■ **Your instructions**
Search the data for the word "sídlem" and copy every line where it occurs.

■ **Input data**
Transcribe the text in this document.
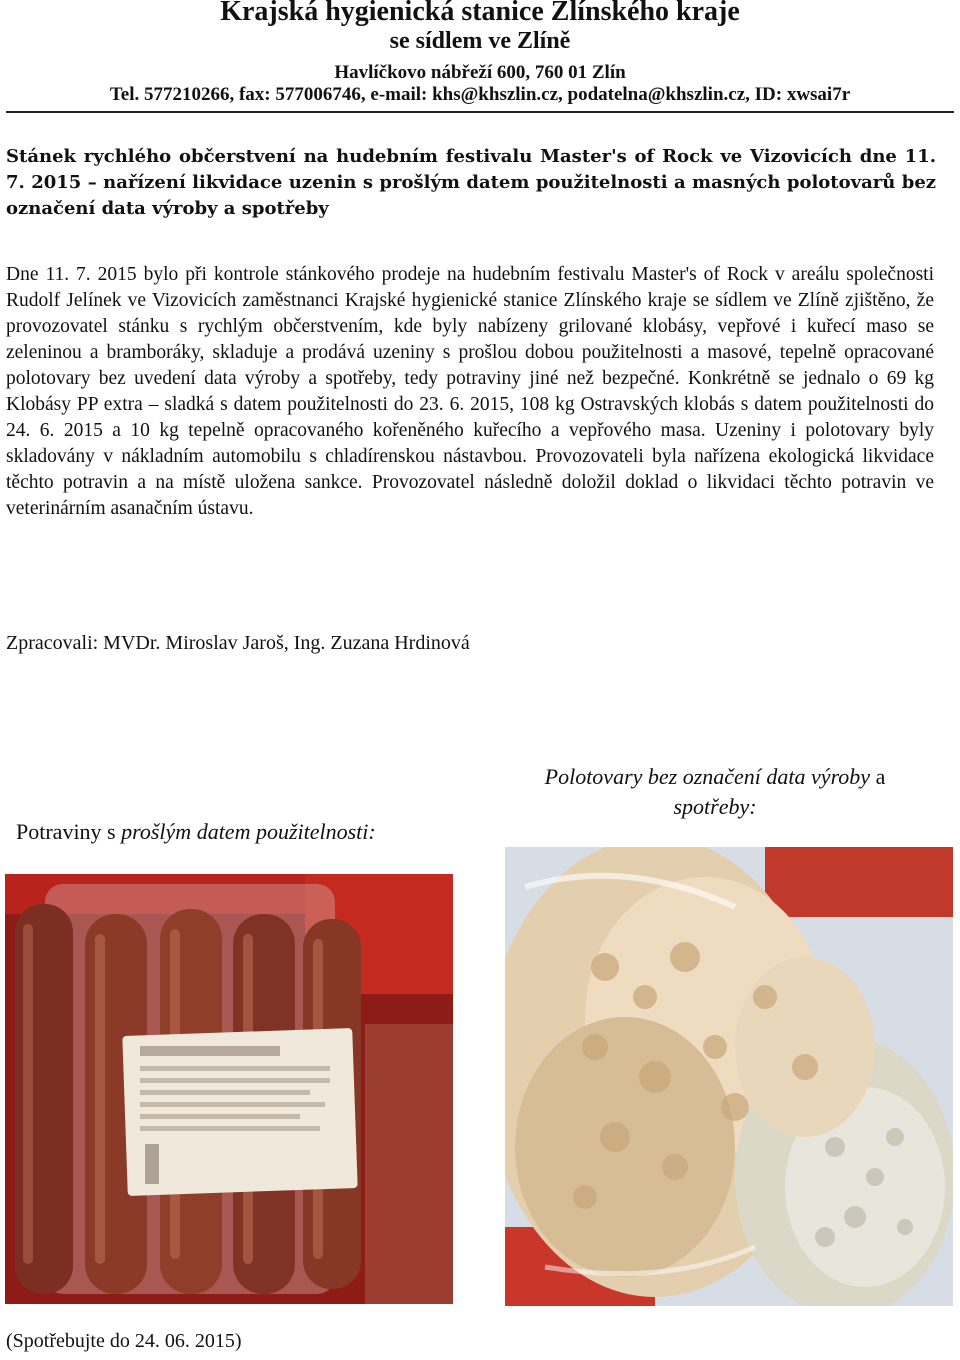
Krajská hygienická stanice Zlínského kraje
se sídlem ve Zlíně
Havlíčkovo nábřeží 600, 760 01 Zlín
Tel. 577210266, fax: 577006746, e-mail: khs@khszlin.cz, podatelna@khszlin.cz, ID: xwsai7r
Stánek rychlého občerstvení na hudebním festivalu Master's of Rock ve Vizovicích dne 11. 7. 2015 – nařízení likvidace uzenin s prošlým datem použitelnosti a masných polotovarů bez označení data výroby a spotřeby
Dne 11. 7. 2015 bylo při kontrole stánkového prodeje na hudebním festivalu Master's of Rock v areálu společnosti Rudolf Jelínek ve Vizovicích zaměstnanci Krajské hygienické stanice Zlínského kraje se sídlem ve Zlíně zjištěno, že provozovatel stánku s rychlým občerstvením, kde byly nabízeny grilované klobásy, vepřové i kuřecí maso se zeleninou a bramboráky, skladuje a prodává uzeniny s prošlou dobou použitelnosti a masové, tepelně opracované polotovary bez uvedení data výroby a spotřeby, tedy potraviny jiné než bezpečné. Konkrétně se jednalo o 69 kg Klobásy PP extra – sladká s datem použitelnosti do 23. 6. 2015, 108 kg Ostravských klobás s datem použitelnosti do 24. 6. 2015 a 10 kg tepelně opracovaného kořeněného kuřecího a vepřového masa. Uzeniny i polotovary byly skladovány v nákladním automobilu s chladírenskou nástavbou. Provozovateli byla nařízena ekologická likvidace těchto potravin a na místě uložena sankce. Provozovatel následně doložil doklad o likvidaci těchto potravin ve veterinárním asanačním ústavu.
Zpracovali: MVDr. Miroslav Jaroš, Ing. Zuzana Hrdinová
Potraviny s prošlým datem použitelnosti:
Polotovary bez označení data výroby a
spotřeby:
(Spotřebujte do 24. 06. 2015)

--

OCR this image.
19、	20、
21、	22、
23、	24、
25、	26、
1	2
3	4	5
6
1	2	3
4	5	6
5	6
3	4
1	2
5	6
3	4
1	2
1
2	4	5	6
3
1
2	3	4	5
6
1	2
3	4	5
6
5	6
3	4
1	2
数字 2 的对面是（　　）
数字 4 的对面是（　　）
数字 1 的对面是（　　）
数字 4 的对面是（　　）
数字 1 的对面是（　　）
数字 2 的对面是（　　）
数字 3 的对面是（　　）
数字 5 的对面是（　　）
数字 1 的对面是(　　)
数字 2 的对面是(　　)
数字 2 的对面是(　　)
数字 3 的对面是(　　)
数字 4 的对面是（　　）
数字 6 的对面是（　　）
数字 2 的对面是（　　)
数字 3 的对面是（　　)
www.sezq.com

■ **Finished answer**
se sídlem ve Zlíně
Dne 11. 7. 2015 bylo při kontrole stánkového prodeje na hudebním festivalu Master's of Rock v areálu společnosti Rudolf Jelínek ve Vizovicích zaměstnanci Krajské hygienické stanice Zlínského kraje se sídlem ve Zlíně zjištěno, že provozovatel stánku s rychlým občerstvením, kde byly nabízeny grilované klobásy, vepřové i kuřecí maso se zeleninou a bramboráky, skladuje a prodává uzeniny s prošlou dobou použitelnosti a masové, tepelně opracované polotovary bez uvedení data výroby a spotřeby, tedy potraviny jiné než bezpečné. Konkrétně se jednalo o 69 kg Klobásy PP extra – sladká s datem použitelnosti do 23. 6. 2015, 108 kg Ostravských klobás s datem použitelnosti do 24. 6. 2015 a 10 kg tepelně opracovaného kořeněného kuřecího a vepřového masa. Uzeniny i polotovary byly skladovány v nákladním automobilu s chladírenskou nástavbou. Provozovateli byla nařízena ekologická likvidace těchto potravin a na místě uložena sankce. Provozovatel následně doložil doklad o likvidaci těchto potravin ve veterinárním asanačním ústavu.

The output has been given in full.